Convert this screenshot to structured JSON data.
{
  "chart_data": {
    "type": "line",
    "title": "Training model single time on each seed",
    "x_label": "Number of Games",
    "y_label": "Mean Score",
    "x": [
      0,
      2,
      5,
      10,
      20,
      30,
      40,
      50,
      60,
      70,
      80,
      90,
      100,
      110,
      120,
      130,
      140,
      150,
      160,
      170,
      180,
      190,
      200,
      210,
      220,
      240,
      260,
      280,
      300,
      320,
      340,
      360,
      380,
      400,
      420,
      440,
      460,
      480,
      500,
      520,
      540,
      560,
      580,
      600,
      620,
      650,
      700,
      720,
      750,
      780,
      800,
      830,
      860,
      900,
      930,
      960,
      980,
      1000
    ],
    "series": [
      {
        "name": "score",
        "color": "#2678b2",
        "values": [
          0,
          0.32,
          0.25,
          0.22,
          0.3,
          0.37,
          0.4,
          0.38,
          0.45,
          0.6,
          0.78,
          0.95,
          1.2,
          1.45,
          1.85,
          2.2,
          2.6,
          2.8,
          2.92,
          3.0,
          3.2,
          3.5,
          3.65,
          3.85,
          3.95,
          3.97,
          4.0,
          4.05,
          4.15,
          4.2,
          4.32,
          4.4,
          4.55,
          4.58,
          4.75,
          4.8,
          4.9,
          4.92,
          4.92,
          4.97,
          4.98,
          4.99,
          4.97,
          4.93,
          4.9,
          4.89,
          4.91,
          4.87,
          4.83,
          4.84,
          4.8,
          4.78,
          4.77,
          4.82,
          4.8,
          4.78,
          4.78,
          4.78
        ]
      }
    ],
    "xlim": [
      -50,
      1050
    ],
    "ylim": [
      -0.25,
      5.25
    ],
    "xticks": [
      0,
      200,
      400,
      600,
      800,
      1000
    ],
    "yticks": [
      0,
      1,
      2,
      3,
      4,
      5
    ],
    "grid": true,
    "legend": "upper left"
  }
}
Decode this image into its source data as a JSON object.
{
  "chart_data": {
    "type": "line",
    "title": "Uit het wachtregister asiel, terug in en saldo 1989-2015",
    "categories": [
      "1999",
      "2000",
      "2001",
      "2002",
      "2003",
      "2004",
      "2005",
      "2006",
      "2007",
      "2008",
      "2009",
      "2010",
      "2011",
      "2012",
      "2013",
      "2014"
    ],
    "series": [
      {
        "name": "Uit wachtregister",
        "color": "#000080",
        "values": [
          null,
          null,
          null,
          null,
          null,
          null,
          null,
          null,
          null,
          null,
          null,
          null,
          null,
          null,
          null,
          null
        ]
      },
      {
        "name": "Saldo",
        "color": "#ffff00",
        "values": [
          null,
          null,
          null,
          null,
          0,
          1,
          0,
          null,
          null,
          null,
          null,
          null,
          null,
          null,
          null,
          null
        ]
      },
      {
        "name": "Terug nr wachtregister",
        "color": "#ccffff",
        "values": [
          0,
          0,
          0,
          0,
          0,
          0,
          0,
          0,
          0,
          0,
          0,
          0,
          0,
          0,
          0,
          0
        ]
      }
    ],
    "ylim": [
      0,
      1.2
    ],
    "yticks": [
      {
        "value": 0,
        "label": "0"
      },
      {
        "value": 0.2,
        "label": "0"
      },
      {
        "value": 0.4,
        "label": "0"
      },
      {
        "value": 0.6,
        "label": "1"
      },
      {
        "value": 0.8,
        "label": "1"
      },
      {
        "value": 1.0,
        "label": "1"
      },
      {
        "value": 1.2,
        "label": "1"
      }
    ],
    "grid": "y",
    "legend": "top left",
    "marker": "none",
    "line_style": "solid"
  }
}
—————
Exercise directions - Return every line of the preceding records in which the word "title" appears.

Written answer -
    "title": "Training model single time on each seed",
    "title": "Uit het wachtregister asiel, terug in en saldo 1989-2015",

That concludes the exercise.